Given problem
Using the data beneath, show every line that includes the word "name".

Data entries for graphics:
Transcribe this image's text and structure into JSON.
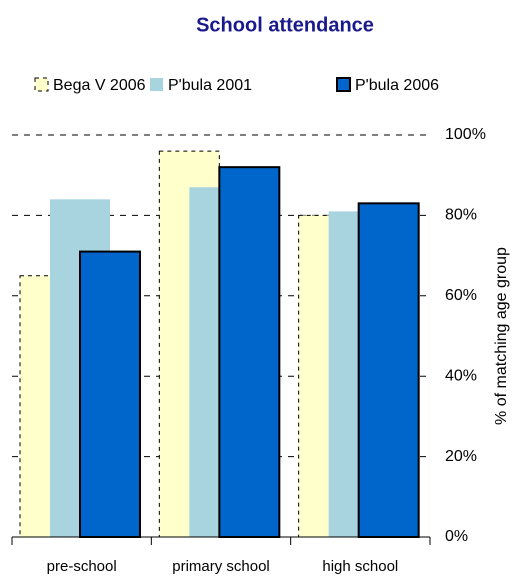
{
  "chart_data": {
    "type": "bar",
    "title": "School attendance",
    "categories": [
      "pre-school",
      "primary school",
      "high school"
    ],
    "series": [
      {
        "name": "Bega V 2006",
        "color": "#ffffcc",
        "values": [
          65,
          96,
          80
        ]
      },
      {
        "name": "P'bula 2001",
        "color": "#a8d4e0",
        "values": [
          84,
          87,
          81
        ]
      },
      {
        "name": "P'bula 2006",
        "color": "#0066cc",
        "values": [
          71,
          92,
          83
        ]
      }
    ],
    "y_label": "% of matching age group",
    "ylim": [
      0,
      100
    ],
    "yticks": [
      {
        "value": 0,
        "label": "0%"
      },
      {
        "value": 20,
        "label": "20%"
      },
      {
        "value": 40,
        "label": "40%"
      },
      {
        "value": 60,
        "label": "60%"
      },
      {
        "value": 80,
        "label": "80%"
      },
      {
        "value": 100,
        "label": "100%"
      }
    ],
    "grid": true,
    "legend": "top"
  }
}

Task response
        "name": "Bega V 2006",
        "name": "P'bula 2001",
        "name": "P'bula 2006",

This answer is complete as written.